■ **Ejercicio escrito 1**:
Enumera todos los animales que se nombran por su especie en el texto proporcionado.
■ **Ejercicio escrito 2**:
Según el texto proporcionado, indica si cada afirmación es correcta (sí o no) y cita las palabras que lo deciden:
(a) Cocinaron la cena allí mismo.
(b) Aquella noche había luna llena.
(c) Pasaban el rato conversando junto a la lumbre.
■ **Ejercicio escrito 3**:
Reproduce sin cambios el fragmento del texto proporcionado que se abre con las palabras que contienen "Lo que sí no" y se cierra con "a la tienda.".

■ **Texto proporcionado**:
Lo que sí no nos atrevimos para nada fue a sacar comida y a ponernos a cocinar allí mismo. Realmente podíamos hacerlo pero nos daba la impresión de que sería como alertar definitivamente a todo bicho viviente que estuviera a 30 kilómetros a la redonda. Aunque probablemente no haría falta porque ya estarían suficientemente alertados y avisados de que allí había ocho suculentos platos de carne recién importada de la lejana Europa. En este caso los temores pudieron con nosotros obligándonos a unos cuantos a cenar lonchas de queso cheddar en el interior del vehículo que teníamos aparcado junto a la tienda.
Aquella noche el cielo estaba despejado y recubierto de brillantes estrellas. La luna llena se asomaba como si fuera un foco alumbrando un espectáculo sonoro donde se mezclaban aullidos con pisadas sobre ojas secas. Y es que las hienas estaban contentas aquella noche y unas avisaban a las otras de nuestra precencia en aquella explanada. Aullaban tanto a nuestra derecha como a nuestra izquierda, e incluso alguna se dejaba ver unos segundos tras los pasos silenciosos con los que caminaban haciendo un círculo, como si trataran de vigilarnos, de controlar cada centímetro del espacio que ocupábamos.
ESTÁ VINIENDO HACIA NOSOTROS…
Pasadas ya unas horas ya nos habíamos acostumbrado a los aullidos de las hienas y a que ojos brillantes nos observen desde la penumbra del bosque. Nos preguntábamos cómo reaccionaríamos ante la llegada de, por ejemplo, un león, el leopardo de antes u otro animal peligroso. En esos casos la recomendación siempre pasa por permanecer quieto y lo más sereno posible, esperando a que se marche. Fácil decirlo, ¿verdad? Yo soy de los que pienso que un león te ve a tí antes de que tú lo veas a él, además que es un depredador al que le gusta atacar por la espalda para que no te de tiempo a reaccionar. Conversaciones tétricas y poco tranquilizadoras como esa fueron las que nos hacían pasar el rato junto a la lumbre.

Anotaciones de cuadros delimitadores
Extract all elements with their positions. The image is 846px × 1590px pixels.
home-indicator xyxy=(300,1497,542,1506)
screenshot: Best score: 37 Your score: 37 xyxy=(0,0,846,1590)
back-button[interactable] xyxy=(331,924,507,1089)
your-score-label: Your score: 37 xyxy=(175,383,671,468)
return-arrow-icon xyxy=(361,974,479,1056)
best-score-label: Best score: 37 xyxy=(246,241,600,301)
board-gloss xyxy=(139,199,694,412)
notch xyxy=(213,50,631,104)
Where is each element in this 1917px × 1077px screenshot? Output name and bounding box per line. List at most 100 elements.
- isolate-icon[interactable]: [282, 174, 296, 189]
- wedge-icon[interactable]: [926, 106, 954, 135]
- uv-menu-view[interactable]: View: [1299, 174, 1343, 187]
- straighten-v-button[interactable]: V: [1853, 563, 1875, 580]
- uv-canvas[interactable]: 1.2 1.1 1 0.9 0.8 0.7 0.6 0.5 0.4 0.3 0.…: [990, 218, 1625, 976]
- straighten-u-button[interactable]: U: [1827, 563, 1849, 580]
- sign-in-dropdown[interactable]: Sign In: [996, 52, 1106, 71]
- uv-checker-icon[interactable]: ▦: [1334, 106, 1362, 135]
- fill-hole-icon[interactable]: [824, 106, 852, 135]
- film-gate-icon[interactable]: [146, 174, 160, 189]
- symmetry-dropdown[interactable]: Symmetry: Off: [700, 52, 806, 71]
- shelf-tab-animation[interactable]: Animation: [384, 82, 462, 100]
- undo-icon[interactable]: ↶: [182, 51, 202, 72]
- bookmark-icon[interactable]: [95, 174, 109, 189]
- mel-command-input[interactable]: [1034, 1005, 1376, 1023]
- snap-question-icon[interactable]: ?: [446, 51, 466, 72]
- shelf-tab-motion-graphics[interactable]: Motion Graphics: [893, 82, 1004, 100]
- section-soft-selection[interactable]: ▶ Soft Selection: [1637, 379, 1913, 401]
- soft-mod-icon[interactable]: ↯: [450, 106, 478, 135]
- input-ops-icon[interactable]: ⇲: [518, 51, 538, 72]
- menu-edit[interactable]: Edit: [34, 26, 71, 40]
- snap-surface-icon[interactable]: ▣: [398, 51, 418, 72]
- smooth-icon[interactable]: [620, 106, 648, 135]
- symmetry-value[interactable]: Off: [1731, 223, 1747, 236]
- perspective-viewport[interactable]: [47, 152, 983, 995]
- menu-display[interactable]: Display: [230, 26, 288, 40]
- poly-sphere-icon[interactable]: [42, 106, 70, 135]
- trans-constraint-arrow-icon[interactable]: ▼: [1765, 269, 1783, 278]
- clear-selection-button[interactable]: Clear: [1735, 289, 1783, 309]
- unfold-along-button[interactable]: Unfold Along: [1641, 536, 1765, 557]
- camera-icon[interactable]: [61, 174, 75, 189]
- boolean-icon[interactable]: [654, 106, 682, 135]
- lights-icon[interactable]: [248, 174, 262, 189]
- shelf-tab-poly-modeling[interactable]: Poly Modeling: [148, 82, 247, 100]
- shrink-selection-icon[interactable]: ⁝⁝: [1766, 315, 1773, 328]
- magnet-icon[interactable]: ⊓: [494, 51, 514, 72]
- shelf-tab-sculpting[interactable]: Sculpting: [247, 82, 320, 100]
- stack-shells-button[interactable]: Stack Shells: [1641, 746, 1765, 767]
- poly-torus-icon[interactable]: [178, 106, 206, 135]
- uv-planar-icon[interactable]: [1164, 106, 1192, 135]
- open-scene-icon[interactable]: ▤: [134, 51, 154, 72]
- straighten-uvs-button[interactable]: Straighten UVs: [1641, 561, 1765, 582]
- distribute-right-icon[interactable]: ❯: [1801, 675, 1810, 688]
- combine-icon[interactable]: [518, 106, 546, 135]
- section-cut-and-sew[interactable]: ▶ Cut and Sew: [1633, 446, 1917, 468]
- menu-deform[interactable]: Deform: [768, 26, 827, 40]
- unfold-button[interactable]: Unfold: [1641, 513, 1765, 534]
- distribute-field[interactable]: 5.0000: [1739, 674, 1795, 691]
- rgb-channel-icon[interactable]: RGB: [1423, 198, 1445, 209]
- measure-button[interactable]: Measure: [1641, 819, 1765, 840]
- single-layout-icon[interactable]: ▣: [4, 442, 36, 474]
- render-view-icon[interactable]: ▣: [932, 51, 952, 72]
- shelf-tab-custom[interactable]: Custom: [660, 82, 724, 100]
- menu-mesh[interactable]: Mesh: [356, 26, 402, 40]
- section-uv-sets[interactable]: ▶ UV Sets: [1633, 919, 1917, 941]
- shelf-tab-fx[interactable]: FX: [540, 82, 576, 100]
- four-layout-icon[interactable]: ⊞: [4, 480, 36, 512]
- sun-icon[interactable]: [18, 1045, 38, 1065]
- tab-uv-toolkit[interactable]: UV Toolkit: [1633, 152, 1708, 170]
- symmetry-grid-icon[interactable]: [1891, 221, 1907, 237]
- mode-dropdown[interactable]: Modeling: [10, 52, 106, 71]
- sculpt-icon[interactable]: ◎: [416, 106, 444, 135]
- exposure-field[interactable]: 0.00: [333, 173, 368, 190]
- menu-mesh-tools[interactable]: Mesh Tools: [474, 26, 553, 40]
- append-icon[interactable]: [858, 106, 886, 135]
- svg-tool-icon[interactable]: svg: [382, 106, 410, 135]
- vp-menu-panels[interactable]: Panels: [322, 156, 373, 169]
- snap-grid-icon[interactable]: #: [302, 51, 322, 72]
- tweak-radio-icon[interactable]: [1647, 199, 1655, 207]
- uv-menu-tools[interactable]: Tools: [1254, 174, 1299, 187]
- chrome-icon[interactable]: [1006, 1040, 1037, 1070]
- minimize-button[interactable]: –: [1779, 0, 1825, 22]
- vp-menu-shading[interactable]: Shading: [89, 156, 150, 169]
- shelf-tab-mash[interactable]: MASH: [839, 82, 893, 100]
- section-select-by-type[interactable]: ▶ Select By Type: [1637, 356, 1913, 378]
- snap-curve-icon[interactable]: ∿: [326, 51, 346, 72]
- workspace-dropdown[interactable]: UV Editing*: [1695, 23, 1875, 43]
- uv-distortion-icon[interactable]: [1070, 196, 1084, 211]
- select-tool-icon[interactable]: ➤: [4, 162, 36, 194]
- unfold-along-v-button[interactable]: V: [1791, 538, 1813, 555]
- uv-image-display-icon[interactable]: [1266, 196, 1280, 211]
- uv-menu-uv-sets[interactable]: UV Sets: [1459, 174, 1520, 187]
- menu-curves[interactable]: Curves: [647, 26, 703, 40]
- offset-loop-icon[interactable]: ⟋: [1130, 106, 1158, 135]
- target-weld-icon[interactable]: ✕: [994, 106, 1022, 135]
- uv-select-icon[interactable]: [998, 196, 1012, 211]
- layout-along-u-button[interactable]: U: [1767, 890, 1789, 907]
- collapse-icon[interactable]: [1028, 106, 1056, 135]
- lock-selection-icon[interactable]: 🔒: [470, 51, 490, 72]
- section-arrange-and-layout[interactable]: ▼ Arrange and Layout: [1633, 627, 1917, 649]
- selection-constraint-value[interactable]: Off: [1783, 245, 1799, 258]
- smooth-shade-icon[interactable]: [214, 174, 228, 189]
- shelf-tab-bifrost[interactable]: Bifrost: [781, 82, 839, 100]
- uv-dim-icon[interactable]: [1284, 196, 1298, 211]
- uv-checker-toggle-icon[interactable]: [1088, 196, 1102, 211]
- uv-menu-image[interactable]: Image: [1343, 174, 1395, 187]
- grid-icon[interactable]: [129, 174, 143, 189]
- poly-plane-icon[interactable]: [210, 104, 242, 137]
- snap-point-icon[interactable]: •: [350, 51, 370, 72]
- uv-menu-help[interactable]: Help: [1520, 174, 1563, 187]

■ **Respuesta completa 1**:
- Hienas
- León
- Leopardo

■ **Respuesta completa 2**:
(a) No: "Lo que sí no nos atrevimos para nada fue a sacar comida y a ponernos a cocinar allí mismo."
(b) Sí: "La luna llena se asomaba como si fuera un foco alumbrando un espectáculo sonoro donde se mezclaban aullidos con pisadas sobre ojas secas."
(c) Sí: "Conversaciones tétricas y poco tranquilizadoras como esa fueron las que nos hacían pasar el rato junto a la lumbre."

■ **Respuesta completa 3**:
Lo que sí no nos atrevimos para nada fue a sacar comida y a ponernos a cocinar allí mismo. Realmente podíamos hacerlo pero nos daba la impresión de que sería como alertar definitivamente a todo bicho viviente que estuviera a 30 kilómetros a la redonda. Aunque probablemente no haría falta porque ya estarían suficientemente alertados y avisados de que allí había ocho suculentos platos de carne recién importada de la lejana Europa. En este caso los temores pudieron con nosotros obligándonos a unos cuantos a cenar lonchas de queso cheddar en el interior del vehículo que teníamos aparcado junto a la tienda.